## Aim of the task
Search the material below for the word "bsky" and copy every line in which it occurs.

## Material for this exercise

----

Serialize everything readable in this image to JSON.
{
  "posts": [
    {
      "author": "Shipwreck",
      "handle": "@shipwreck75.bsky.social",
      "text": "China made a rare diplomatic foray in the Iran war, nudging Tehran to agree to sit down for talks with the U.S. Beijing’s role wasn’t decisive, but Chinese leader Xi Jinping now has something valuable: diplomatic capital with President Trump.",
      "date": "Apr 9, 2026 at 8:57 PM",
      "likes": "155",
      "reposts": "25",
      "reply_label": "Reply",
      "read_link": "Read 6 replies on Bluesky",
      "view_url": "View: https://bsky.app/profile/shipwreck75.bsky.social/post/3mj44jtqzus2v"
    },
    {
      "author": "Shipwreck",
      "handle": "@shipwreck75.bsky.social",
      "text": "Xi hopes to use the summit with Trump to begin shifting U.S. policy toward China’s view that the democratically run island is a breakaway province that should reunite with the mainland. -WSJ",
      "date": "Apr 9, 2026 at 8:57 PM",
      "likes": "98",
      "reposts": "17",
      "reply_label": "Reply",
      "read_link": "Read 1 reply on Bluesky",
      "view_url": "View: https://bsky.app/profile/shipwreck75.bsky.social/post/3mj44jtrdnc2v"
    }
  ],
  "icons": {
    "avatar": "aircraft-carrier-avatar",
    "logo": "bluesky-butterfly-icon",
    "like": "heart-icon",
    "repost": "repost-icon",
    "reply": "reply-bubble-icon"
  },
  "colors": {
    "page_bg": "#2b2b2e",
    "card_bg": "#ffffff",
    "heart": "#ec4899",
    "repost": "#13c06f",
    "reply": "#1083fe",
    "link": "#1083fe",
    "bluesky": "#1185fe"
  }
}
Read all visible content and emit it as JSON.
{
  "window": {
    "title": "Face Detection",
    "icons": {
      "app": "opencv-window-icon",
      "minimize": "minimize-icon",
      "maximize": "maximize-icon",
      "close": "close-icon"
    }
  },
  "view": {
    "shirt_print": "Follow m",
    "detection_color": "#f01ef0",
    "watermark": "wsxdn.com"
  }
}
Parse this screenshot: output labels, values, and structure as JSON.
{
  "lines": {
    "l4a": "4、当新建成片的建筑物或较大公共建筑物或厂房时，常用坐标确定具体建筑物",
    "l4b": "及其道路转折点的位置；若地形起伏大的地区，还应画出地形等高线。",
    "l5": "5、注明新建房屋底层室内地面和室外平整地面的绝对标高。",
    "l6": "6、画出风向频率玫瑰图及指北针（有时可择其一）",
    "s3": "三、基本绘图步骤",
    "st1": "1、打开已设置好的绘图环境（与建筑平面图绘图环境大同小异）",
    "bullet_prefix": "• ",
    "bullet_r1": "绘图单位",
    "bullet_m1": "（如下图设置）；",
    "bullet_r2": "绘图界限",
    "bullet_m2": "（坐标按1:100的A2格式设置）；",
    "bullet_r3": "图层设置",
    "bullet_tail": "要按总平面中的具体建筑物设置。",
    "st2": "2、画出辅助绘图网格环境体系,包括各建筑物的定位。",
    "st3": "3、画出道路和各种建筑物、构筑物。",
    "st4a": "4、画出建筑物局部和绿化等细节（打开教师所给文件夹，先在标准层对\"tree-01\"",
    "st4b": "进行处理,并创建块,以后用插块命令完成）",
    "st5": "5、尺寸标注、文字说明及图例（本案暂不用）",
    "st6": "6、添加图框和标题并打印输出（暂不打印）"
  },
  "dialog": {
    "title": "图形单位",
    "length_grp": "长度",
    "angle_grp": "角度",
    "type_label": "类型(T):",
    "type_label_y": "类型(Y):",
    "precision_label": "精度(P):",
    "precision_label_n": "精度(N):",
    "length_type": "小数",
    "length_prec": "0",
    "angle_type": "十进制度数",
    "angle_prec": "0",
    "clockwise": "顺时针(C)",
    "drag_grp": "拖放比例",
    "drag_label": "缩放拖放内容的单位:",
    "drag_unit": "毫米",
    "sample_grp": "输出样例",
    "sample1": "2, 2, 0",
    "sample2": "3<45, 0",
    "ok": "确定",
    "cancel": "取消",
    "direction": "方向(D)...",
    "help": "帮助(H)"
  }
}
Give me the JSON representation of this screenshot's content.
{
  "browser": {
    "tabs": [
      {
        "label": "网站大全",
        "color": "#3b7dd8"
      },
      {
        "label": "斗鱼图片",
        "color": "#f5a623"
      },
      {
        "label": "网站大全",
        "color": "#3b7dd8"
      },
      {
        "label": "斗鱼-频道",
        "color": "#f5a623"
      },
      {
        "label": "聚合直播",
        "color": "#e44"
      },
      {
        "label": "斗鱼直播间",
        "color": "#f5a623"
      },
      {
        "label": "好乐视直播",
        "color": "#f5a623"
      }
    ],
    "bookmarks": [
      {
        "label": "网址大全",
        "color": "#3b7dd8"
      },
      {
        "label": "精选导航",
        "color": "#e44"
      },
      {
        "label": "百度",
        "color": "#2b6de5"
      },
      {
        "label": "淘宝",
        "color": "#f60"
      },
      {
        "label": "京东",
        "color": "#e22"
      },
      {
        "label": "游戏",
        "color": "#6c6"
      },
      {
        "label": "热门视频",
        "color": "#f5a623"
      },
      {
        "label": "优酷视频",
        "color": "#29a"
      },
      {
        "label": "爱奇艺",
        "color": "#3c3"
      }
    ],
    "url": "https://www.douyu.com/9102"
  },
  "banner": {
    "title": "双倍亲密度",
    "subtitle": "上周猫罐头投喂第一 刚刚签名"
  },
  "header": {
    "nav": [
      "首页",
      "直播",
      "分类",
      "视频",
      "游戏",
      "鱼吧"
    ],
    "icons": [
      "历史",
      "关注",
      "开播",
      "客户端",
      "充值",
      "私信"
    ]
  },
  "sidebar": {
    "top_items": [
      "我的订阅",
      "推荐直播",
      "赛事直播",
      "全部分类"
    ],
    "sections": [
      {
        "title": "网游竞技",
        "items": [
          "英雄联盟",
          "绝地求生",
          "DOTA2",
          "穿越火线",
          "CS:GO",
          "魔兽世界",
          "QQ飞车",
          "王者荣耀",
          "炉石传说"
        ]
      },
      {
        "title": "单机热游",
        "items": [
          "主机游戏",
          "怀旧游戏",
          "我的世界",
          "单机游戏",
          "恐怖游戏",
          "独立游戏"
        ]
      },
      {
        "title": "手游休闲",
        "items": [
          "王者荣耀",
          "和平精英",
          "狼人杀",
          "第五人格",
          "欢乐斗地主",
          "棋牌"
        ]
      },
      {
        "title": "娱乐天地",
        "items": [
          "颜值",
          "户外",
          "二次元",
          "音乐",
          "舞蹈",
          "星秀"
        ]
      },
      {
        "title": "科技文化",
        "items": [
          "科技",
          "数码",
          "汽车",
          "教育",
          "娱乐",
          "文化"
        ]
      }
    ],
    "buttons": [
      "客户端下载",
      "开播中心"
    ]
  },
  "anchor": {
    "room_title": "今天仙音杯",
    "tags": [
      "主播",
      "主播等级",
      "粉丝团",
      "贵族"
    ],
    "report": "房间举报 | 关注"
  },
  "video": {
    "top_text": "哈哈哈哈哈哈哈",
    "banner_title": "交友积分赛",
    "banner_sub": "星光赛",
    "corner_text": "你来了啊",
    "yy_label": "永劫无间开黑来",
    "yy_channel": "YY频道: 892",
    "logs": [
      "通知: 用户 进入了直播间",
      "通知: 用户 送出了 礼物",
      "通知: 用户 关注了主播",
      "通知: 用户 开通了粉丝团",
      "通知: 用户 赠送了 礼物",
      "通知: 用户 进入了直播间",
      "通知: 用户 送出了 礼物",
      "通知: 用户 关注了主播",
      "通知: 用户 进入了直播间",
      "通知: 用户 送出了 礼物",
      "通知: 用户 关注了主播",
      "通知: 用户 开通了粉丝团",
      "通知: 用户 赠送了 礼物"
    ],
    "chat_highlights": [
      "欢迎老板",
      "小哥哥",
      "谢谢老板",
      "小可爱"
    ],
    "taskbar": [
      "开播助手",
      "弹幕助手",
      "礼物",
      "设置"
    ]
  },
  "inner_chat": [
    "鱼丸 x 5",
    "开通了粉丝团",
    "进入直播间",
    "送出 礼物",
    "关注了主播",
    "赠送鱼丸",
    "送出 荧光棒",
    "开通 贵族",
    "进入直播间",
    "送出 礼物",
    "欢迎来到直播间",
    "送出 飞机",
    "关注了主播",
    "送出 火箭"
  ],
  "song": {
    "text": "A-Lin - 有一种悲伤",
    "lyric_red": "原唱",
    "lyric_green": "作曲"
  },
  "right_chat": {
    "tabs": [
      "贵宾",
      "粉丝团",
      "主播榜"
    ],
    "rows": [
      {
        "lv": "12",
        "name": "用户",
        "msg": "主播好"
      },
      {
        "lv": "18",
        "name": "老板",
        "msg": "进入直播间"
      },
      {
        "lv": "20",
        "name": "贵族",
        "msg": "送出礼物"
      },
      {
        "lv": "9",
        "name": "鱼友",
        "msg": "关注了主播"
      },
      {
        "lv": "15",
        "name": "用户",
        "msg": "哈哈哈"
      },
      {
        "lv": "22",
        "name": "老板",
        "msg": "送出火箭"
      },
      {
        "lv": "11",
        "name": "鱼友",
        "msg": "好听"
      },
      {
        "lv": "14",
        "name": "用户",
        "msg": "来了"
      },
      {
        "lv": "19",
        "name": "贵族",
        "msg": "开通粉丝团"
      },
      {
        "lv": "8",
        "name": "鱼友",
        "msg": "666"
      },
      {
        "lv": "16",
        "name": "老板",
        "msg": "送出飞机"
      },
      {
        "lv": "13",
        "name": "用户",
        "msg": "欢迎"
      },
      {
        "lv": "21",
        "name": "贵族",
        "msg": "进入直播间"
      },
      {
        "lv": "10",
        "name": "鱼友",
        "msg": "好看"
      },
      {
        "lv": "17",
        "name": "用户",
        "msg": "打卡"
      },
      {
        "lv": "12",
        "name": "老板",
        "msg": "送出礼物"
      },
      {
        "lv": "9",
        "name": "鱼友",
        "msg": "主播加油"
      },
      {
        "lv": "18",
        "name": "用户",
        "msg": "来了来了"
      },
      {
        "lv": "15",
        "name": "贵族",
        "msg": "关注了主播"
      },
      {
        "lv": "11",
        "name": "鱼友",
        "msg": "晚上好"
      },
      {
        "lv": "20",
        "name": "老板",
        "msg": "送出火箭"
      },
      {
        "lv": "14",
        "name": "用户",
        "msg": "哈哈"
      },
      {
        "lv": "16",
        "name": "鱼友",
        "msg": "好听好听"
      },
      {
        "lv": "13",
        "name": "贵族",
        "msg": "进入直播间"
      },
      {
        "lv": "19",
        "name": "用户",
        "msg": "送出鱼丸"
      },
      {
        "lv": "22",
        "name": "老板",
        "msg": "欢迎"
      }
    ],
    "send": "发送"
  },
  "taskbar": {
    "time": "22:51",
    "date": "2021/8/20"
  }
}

----

## Result of the exercise
      "handle": "@shipwreck75.bsky.social",
      "view_url": "View: https://bsky.app/profile/shipwreck75.bsky.social/post/3mj44jtqzus2v"
      "handle": "@shipwreck75.bsky.social",
      "view_url": "View: https://bsky.app/profile/shipwreck75.bsky.social/post/3mj44jtrdnc2v"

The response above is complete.